What you have to do: Without the images, print all the entries below exactly as given.

Provided information:
▼

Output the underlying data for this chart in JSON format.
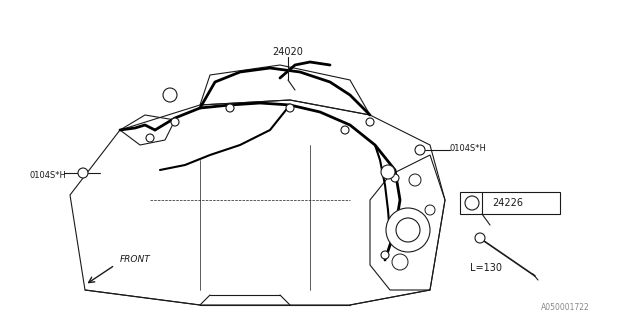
{
  "bg_color": "#ffffff",
  "line_color": "#1a1a1a",
  "label_24020": "24020",
  "label_0104SH_left": "0104S*H",
  "label_0104SH_right": "0104S*H",
  "label_24226": "24226",
  "label_L130": "L=130",
  "label_FRONT": "FRONT",
  "watermark": "A050001722",
  "fig_width": 6.4,
  "fig_height": 3.2,
  "dpi": 100
}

▲

Completed task:
Output the underlying data for this chart in JSON format.
{
  "bg_color": "#ffffff",
  "line_color": "#1a1a1a",
  "label_24020": "24020",
  "label_0104SH_left": "0104S*H",
  "label_0104SH_right": "0104S*H",
  "label_24226": "24226",
  "label_L130": "L=130",
  "label_FRONT": "FRONT",
  "watermark": "A050001722",
  "fig_width": 6.4,
  "fig_height": 3.2,
  "dpi": 100
}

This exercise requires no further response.